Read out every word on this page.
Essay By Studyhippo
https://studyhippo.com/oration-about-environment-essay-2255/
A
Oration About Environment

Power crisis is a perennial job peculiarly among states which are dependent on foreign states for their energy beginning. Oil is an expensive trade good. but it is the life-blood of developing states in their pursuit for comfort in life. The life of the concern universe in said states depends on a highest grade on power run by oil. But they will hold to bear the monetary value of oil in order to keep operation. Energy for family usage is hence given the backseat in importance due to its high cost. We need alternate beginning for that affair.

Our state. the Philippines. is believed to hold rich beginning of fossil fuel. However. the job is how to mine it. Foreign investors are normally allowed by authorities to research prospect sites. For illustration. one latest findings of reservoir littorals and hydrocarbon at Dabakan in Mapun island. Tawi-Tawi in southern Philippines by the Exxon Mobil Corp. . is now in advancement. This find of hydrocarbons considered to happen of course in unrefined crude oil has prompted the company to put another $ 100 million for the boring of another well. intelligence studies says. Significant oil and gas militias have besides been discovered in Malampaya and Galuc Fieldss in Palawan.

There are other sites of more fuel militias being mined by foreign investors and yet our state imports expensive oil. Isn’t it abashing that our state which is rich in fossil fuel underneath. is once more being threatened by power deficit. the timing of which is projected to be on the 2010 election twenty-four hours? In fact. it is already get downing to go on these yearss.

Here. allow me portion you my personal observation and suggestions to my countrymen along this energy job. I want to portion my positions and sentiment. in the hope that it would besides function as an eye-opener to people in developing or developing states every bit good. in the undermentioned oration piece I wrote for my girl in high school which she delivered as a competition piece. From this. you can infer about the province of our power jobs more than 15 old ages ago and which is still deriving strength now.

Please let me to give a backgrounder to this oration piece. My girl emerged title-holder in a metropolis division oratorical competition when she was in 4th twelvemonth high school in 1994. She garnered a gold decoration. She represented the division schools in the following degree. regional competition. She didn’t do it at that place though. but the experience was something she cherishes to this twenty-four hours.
...
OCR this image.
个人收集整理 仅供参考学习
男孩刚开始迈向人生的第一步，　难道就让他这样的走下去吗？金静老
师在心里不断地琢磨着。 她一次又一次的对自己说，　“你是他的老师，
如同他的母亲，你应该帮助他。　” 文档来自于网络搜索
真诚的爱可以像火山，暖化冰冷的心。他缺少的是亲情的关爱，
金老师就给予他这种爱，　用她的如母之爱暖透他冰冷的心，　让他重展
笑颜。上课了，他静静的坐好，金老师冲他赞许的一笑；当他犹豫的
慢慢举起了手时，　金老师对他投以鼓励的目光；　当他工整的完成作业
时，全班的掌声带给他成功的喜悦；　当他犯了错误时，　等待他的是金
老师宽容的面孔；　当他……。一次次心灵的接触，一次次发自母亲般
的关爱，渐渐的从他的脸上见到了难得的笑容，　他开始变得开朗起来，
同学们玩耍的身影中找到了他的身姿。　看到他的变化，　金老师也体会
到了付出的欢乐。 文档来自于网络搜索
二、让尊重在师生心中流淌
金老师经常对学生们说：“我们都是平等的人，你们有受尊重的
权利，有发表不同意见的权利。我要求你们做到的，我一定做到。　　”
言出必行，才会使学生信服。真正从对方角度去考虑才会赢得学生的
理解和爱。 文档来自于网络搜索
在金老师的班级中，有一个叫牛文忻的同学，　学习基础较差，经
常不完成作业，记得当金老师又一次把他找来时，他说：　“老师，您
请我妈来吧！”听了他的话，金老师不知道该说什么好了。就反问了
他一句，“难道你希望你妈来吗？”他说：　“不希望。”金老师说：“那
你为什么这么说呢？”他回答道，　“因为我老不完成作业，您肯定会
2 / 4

THE EXERCISE — Count the lines above that contain the word "sites", and give only that number.

TASK SOLUTION — 2